▸ **THE PROBLEM**:
Return every entry below without altering a word.

§ §

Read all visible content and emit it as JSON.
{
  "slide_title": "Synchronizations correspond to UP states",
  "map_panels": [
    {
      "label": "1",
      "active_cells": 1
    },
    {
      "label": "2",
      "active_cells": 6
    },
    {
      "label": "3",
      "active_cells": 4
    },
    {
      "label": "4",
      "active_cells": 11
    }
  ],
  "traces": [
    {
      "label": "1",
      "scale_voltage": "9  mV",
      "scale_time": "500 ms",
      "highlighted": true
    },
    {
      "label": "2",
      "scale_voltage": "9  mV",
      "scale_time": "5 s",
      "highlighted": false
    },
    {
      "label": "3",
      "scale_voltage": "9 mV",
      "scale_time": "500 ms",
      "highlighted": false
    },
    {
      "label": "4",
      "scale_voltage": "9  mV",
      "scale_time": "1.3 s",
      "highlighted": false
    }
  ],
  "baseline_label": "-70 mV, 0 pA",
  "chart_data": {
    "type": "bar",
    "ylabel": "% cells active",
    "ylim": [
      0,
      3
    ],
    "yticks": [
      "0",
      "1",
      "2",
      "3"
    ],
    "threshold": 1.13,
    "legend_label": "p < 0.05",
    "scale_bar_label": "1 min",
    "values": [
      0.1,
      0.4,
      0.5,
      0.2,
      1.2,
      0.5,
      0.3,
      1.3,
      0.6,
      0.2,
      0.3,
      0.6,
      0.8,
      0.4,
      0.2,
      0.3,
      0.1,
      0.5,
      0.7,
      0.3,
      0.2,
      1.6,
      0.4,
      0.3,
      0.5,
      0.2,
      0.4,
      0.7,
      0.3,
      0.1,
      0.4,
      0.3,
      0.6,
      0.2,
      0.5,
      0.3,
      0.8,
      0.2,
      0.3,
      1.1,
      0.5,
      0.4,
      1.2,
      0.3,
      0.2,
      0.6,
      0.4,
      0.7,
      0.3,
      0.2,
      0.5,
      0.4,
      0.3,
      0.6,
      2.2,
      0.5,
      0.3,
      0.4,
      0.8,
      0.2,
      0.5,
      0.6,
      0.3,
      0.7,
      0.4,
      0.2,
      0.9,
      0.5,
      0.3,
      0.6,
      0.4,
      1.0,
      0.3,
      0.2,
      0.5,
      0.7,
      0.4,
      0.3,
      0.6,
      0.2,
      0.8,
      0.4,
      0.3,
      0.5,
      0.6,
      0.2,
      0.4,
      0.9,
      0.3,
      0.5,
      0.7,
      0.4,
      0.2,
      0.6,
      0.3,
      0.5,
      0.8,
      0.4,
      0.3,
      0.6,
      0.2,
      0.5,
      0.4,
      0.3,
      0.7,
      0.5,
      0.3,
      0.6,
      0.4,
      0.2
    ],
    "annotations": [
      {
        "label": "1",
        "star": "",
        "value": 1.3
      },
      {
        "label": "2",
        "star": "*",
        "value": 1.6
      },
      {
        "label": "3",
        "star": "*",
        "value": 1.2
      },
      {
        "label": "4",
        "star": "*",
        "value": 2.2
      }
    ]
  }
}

§ §

▸ **YOUR SOLUTION**:
Read all visible content and emit it as JSON.
{
  "slide_title": "Synchronizations correspond to UP states",
  "map_panels": [
    {
      "label": "1",
      "active_cells": 1
    },
    {
      "label": "2",
      "active_cells": 6
    },
    {
      "label": "3",
      "active_cells": 4
    },
    {
      "label": "4",
      "active_cells": 11
    }
  ],
  "traces": [
    {
      "label": "1",
      "scale_voltage": "9  mV",
      "scale_time": "500 ms",
      "highlighted": true
    },
    {
      "label": "2",
      "scale_voltage": "9  mV",
      "scale_time": "5 s",
      "highlighted": false
    },
    {
      "label": "3",
      "scale_voltage": "9 mV",
      "scale_time": "500 ms",
      "highlighted": false
    },
    {
      "label": "4",
      "scale_voltage": "9  mV",
      "scale_time": "1.3 s",
      "highlighted": false
    }
  ],
  "baseline_label": "-70 mV, 0 pA",
  "chart_data": {
    "type": "bar",
    "ylabel": "% cells active",
    "ylim": [
      0,
      3
    ],
    "yticks": [
      "0",
      "1",
      "2",
      "3"
    ],
    "threshold": 1.13,
    "legend_label": "p < 0.05",
    "scale_bar_label": "1 min",
    "values": [
      0.1,
      0.4,
      0.5,
      0.2,
      1.2,
      0.5,
      0.3,
      1.3,
      0.6,
      0.2,
      0.3,
      0.6,
      0.8,
      0.4,
      0.2,
      0.3,
      0.1,
      0.5,
      0.7,
      0.3,
      0.2,
      1.6,
      0.4,
      0.3,
      0.5,
      0.2,
      0.4,
      0.7,
      0.3,
      0.1,
      0.4,
      0.3,
      0.6,
      0.2,
      0.5,
      0.3,
      0.8,
      0.2,
      0.3,
      1.1,
      0.5,
      0.4,
      1.2,
      0.3,
      0.2,
      0.6,
      0.4,
      0.7,
      0.3,
      0.2,
      0.5,
      0.4,
      0.3,
      0.6,
      2.2,
      0.5,
      0.3,
      0.4,
      0.8,
      0.2,
      0.5,
      0.6,
      0.3,
      0.7,
      0.4,
      0.2,
      0.9,
      0.5,
      0.3,
      0.6,
      0.4,
      1.0,
      0.3,
      0.2,
      0.5,
      0.7,
      0.4,
      0.3,
      0.6,
      0.2,
      0.8,
      0.4,
      0.3,
      0.5,
      0.6,
      0.2,
      0.4,
      0.9,
      0.3,
      0.5,
      0.7,
      0.4,
      0.2,
      0.6,
      0.3,
      0.5,
      0.8,
      0.4,
      0.3,
      0.6,
      0.2,
      0.5,
      0.4,
      0.3,
      0.7,
      0.5,
      0.3,
      0.6,
      0.4,
      0.2
    ],
    "annotations": [
      {
        "label": "1",
        "star": "",
        "value": 1.3
      },
      {
        "label": "2",
        "star": "*",
        "value": 1.6
      },
      {
        "label": "3",
        "star": "*",
        "value": 1.2
      },
      {
        "label": "4",
        "star": "*",
        "value": 2.2
      }
    ]
  }
}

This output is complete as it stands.